#### Aim of the task:
Repeat the records in full and exactly, omitting pictures.

'''

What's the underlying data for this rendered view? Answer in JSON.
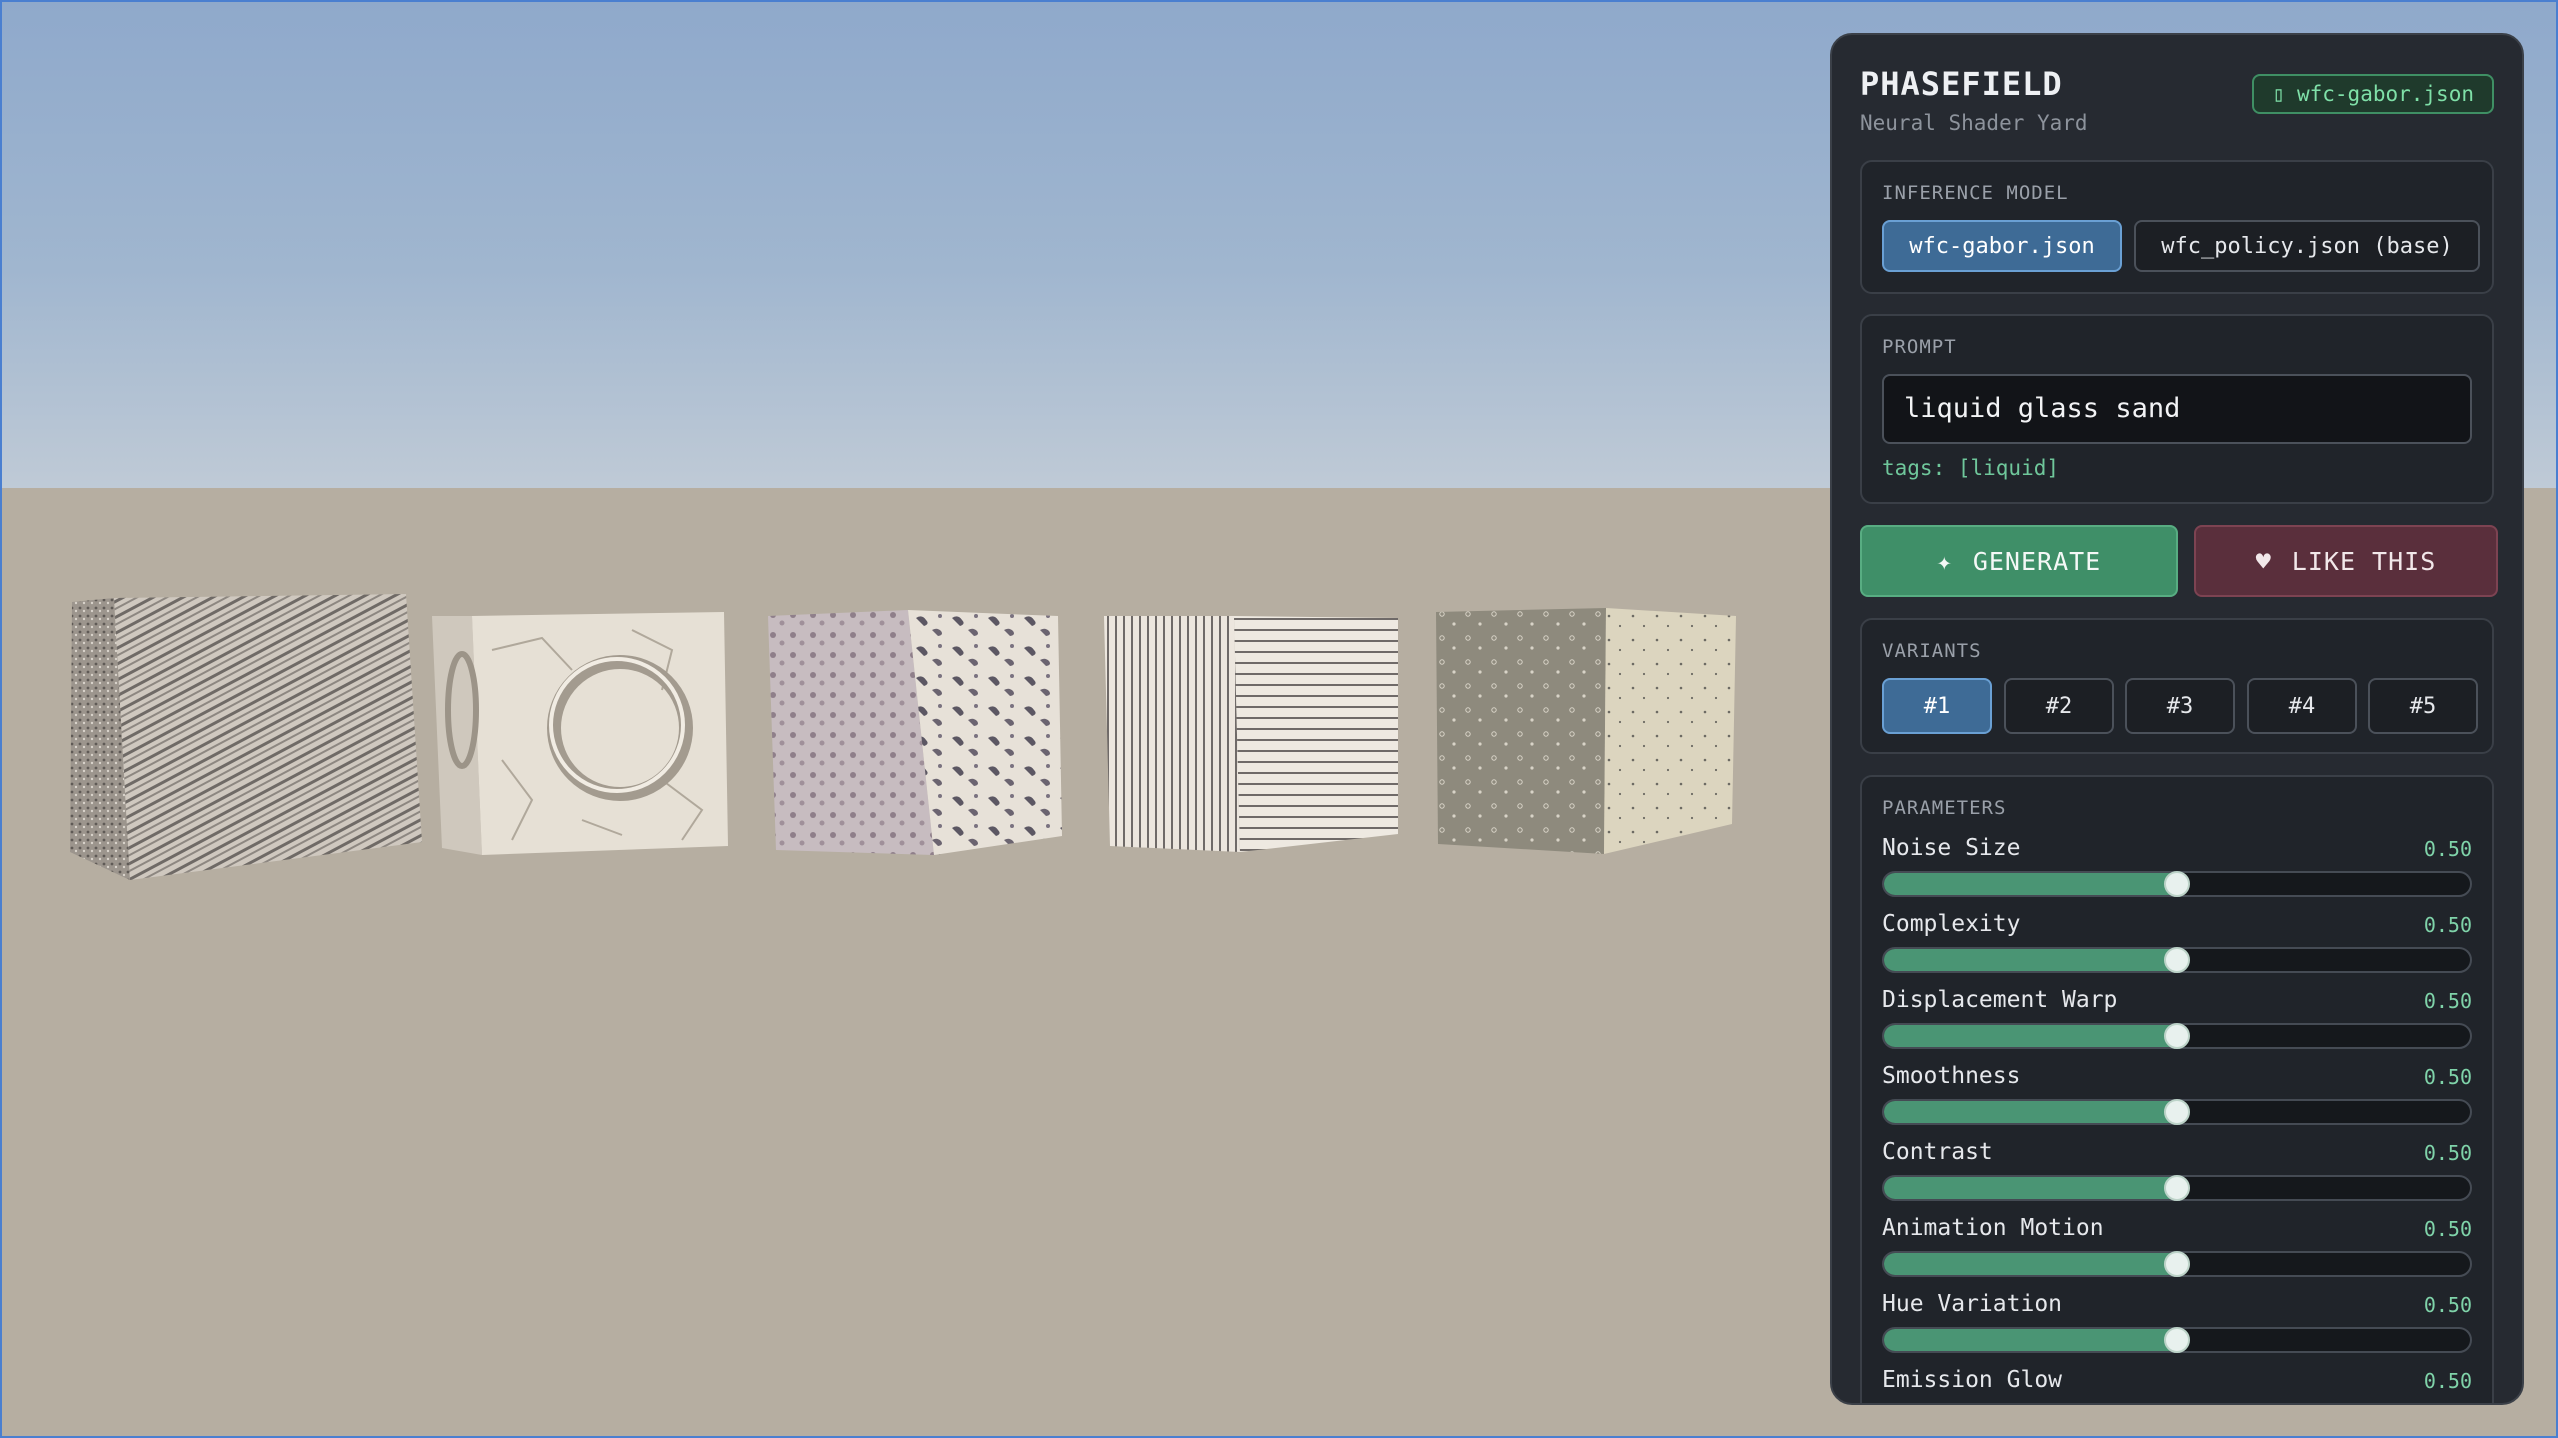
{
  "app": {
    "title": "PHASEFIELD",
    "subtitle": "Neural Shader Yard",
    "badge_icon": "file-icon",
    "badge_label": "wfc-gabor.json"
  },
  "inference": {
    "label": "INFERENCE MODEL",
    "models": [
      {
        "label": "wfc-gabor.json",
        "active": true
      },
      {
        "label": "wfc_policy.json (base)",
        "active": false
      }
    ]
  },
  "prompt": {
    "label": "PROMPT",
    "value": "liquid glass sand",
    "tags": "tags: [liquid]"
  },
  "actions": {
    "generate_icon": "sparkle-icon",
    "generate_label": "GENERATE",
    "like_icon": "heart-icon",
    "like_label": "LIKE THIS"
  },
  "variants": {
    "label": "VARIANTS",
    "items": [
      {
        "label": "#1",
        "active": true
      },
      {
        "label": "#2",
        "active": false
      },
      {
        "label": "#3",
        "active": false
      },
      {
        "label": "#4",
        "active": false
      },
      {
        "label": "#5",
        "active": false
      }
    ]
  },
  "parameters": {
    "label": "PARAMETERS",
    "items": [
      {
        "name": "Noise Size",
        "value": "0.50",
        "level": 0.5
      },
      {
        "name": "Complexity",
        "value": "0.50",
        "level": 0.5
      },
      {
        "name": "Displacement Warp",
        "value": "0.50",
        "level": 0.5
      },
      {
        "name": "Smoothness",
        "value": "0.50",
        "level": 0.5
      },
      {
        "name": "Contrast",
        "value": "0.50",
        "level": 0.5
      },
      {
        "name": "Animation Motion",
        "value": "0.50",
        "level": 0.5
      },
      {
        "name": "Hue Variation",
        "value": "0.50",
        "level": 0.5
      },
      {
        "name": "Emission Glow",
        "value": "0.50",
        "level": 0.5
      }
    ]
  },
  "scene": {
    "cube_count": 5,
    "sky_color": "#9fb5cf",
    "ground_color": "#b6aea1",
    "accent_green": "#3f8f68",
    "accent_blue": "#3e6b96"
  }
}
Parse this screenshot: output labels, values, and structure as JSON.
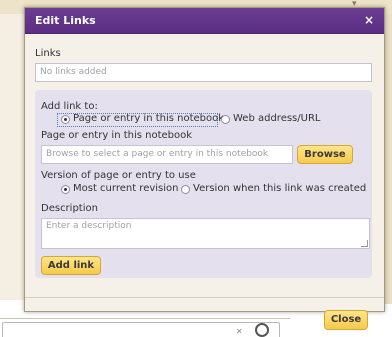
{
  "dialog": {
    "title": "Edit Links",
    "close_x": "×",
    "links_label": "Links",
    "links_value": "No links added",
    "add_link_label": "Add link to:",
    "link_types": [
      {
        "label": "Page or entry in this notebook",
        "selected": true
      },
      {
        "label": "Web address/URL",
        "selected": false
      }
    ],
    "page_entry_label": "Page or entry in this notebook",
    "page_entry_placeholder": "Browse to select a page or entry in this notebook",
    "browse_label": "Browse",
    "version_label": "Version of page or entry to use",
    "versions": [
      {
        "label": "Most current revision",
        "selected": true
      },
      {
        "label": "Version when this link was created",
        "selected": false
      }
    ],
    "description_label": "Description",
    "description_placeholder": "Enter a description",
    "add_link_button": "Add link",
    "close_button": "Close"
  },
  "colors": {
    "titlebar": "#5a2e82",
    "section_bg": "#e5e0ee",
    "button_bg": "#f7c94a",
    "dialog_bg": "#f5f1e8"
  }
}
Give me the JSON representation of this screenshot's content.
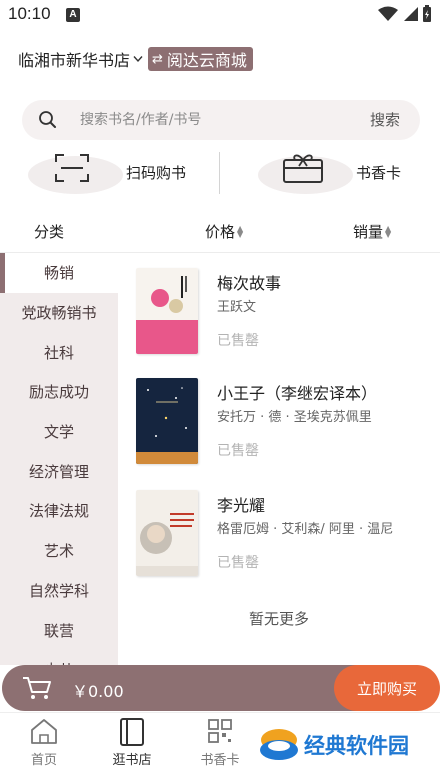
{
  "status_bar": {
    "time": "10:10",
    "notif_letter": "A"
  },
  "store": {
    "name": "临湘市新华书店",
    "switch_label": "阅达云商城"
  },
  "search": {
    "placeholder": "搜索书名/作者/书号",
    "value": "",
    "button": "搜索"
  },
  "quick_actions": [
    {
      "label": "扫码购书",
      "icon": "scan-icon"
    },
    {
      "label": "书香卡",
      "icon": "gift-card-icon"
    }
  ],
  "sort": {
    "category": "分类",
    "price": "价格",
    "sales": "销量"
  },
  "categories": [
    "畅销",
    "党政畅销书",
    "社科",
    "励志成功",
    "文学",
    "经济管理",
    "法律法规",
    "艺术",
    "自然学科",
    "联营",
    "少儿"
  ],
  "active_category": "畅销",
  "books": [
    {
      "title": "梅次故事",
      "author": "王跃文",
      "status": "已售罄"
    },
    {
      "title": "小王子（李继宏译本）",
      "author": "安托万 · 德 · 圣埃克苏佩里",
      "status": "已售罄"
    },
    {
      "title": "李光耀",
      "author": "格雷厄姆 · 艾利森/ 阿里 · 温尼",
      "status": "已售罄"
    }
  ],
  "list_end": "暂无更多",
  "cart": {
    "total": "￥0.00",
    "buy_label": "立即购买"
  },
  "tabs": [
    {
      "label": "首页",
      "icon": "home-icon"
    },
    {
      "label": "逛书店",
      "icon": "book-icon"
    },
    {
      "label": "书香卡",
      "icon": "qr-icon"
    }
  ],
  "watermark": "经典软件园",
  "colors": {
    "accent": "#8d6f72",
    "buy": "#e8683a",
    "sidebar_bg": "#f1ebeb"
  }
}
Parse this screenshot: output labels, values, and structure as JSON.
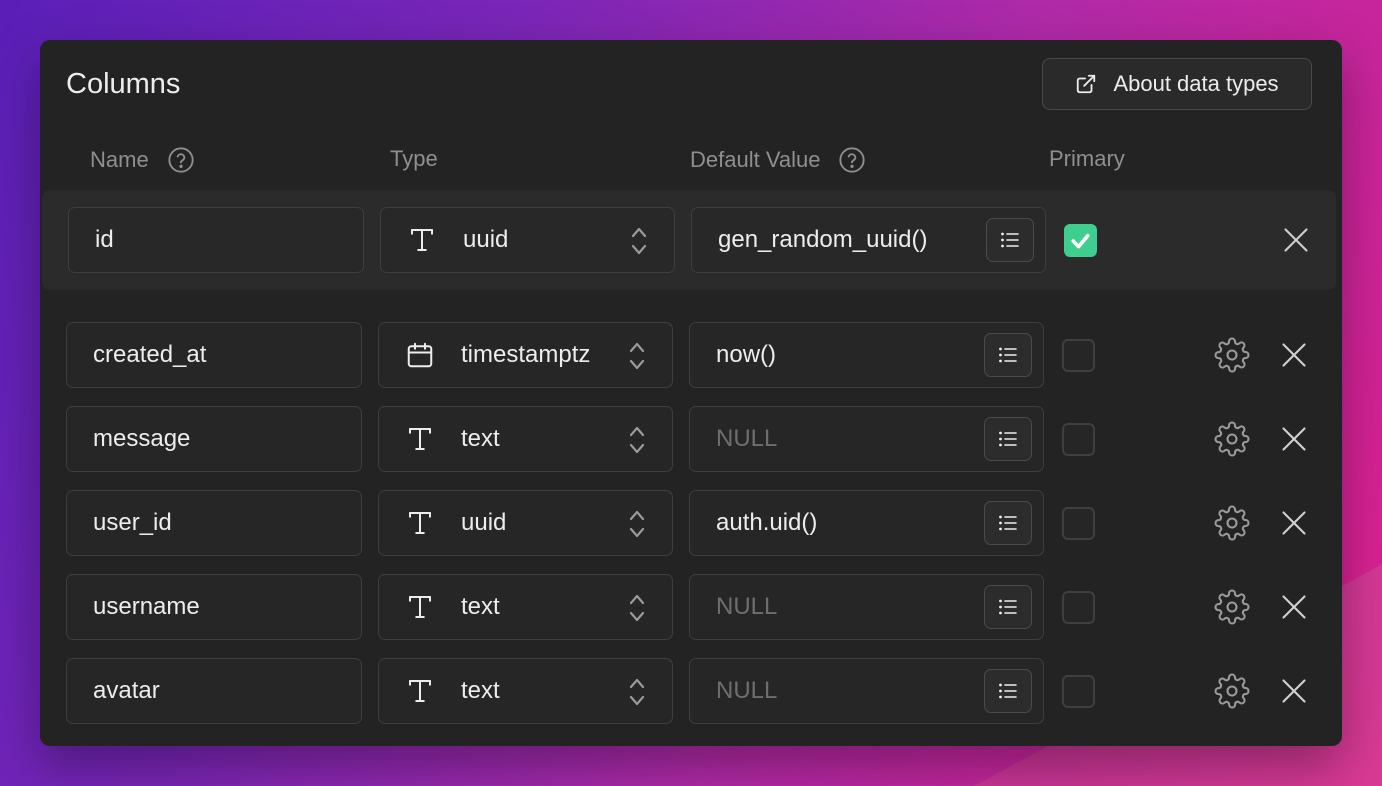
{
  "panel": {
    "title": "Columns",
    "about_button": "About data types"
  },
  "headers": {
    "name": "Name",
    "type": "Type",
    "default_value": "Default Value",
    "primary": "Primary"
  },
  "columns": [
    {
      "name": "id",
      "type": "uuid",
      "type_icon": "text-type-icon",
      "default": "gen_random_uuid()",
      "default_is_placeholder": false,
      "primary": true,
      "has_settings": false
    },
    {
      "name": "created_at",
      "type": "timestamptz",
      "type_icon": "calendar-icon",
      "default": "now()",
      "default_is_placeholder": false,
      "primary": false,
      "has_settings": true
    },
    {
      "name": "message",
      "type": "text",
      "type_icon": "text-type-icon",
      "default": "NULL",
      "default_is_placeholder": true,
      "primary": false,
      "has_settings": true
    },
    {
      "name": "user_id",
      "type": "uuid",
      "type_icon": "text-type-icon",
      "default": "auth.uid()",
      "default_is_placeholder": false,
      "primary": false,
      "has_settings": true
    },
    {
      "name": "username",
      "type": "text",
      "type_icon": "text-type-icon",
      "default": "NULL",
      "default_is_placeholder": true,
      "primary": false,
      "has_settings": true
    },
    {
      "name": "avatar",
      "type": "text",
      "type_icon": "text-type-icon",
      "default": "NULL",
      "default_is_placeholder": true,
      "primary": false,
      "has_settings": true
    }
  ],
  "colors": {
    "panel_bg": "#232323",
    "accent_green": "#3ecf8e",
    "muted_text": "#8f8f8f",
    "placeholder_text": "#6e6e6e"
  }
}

'''

#### Answer to the problem:
What's the underlying data for this rendered view? Answer in JSON.
{
  "app": {
    "title": "PHASEFIELD",
    "subtitle": "Neural Shader Yard",
    "badge_icon": "file-icon",
    "badge_label": "wfc-gabor.json"
  },
  "inference": {
    "label": "INFERENCE MODEL",
    "models": [
      {
        "label": "wfc-gabor.json",
        "active": true
      },
      {
        "label": "wfc_policy.json (base)",
        "active": false
      }
    ]
  },
  "prompt": {
    "label": "PROMPT",
    "value": "liquid glass sand",
    "tags": "tags: [liquid]"
  },
  "actions": {
    "generate_icon": "sparkle-icon",
    "generate_label": "GENERATE",
    "like_icon": "heart-icon",
    "like_label": "LIKE THIS"
  },
  "variants": {
    "label": "VARIANTS",
    "items": [
      {
        "label": "#1",
        "active": true
      },
      {
        "label": "#2",
        "active": false
      },
      {
        "label": "#3",
        "active": false
      },
      {
        "label": "#4",
        "active": false
      },
      {
        "label": "#5",
        "active": false
      }
    ]
  },
  "parameters": {
    "label": "PARAMETERS",
    "items": [
      {
        "name": "Noise Size",
        "value": "0.50",
        "level": 0.5
      },
      {
        "name": "Complexity",
        "value": "0.50",
        "level": 0.5
      },
      {
        "name": "Displacement Warp",
        "value": "0.50",
        "level": 0.5
      },
      {
        "name": "Smoothness",
        "value": "0.50",
        "level": 0.5
      },
      {
        "name": "Contrast",
        "value": "0.50",
        "level": 0.5
      },
      {
        "name": "Animation Motion",
        "value": "0.50",
        "level": 0.5
      },
      {
        "name": "Hue Variation",
        "value": "0.50",
        "level": 0.5
      },
      {
        "name": "Emission Glow",
        "value": "0.50",
        "level": 0.5
      }
    ]
  },
  "scene": {
    "cube_count": 5,
    "sky_color": "#9fb5cf",
    "ground_color": "#b6aea1",
    "accent_green": "#3f8f68",
    "accent_blue": "#3e6b96"
  }
}
Parse this screenshot: output labels, values, and structure as JSON.
{
  "dialog": {
    "title": "Edit Links",
    "close_x": "×",
    "links_label": "Links",
    "links_value": "No links added",
    "add_link_label": "Add link to:",
    "link_types": [
      {
        "label": "Page or entry in this notebook",
        "selected": true
      },
      {
        "label": "Web address/URL",
        "selected": false
      }
    ],
    "page_entry_label": "Page or entry in this notebook",
    "page_entry_placeholder": "Browse to select a page or entry in this notebook",
    "browse_label": "Browse",
    "version_label": "Version of page or entry to use",
    "versions": [
      {
        "label": "Most current revision",
        "selected": true
      },
      {
        "label": "Version when this link was created",
        "selected": false
      }
    ],
    "description_label": "Description",
    "description_placeholder": "Enter a description",
    "add_link_button": "Add link",
    "close_button": "Close"
  },
  "colors": {
    "titlebar": "#5a2e82",
    "section_bg": "#e5e0ee",
    "button_bg": "#f7c94a",
    "dialog_bg": "#f5f1e8"
  }
}
Give me the JSON representation of this screenshot's content.
{
  "status_bar": {
    "time": "10:10",
    "notif_letter": "A"
  },
  "store": {
    "name": "临湘市新华书店",
    "switch_label": "阅达云商城"
  },
  "search": {
    "placeholder": "搜索书名/作者/书号",
    "value": "",
    "button": "搜索"
  },
  "quick_actions": [
    {
      "label": "扫码购书",
      "icon": "scan-icon"
    },
    {
      "label": "书香卡",
      "icon": "gift-card-icon"
    }
  ],
  "sort": {
    "category": "分类",
    "price": "价格",
    "sales": "销量"
  },
  "categories": [
    "畅销",
    "党政畅销书",
    "社科",
    "励志成功",
    "文学",
    "经济管理",
    "法律法规",
    "艺术",
    "自然学科",
    "联营",
    "少儿"
  ],
  "active_category": "畅销",
  "books": [
    {
      "title": "梅次故事",
      "author": "王跃文",
      "status": "已售罄"
    },
    {
      "title": "小王子（李继宏译本）",
      "author": "安托万 · 德 · 圣埃克苏佩里",
      "status": "已售罄"
    },
    {
      "title": "李光耀",
      "author": "格雷厄姆 · 艾利森/ 阿里 · 温尼",
      "status": "已售罄"
    }
  ],
  "list_end": "暂无更多",
  "cart": {
    "total": "￥0.00",
    "buy_label": "立即购买"
  },
  "tabs": [
    {
      "label": "首页",
      "icon": "home-icon"
    },
    {
      "label": "逛书店",
      "icon": "book-icon"
    },
    {
      "label": "书香卡",
      "icon": "qr-icon"
    }
  ],
  "watermark": "经典软件园",
  "colors": {
    "accent": "#8d6f72",
    "buy": "#e8683a",
    "sidebar_bg": "#f1ebeb"
  }
}
Parse this screenshot: output labels, values, and structure as JSON.
{
  "panel": {
    "title": "Columns",
    "about_button": "About data types"
  },
  "headers": {
    "name": "Name",
    "type": "Type",
    "default_value": "Default Value",
    "primary": "Primary"
  },
  "columns": [
    {
      "name": "id",
      "type": "uuid",
      "type_icon": "text-type-icon",
      "default": "gen_random_uuid()",
      "default_is_placeholder": false,
      "primary": true,
      "has_settings": false
    },
    {
      "name": "created_at",
      "type": "timestamptz",
      "type_icon": "calendar-icon",
      "default": "now()",
      "default_is_placeholder": false,
      "primary": false,
      "has_settings": true
    },
    {
      "name": "message",
      "type": "text",
      "type_icon": "text-type-icon",
      "default": "NULL",
      "default_is_placeholder": true,
      "primary": false,
      "has_settings": true
    },
    {
      "name": "user_id",
      "type": "uuid",
      "type_icon": "text-type-icon",
      "default": "auth.uid()",
      "default_is_placeholder": false,
      "primary": false,
      "has_settings": true
    },
    {
      "name": "username",
      "type": "text",
      "type_icon": "text-type-icon",
      "default": "NULL",
      "default_is_placeholder": true,
      "primary": false,
      "has_settings": true
    },
    {
      "name": "avatar",
      "type": "text",
      "type_icon": "text-type-icon",
      "default": "NULL",
      "default_is_placeholder": true,
      "primary": false,
      "has_settings": true
    }
  ],
  "colors": {
    "panel_bg": "#232323",
    "accent_green": "#3ecf8e",
    "muted_text": "#8f8f8f",
    "placeholder_text": "#6e6e6e"
  }
}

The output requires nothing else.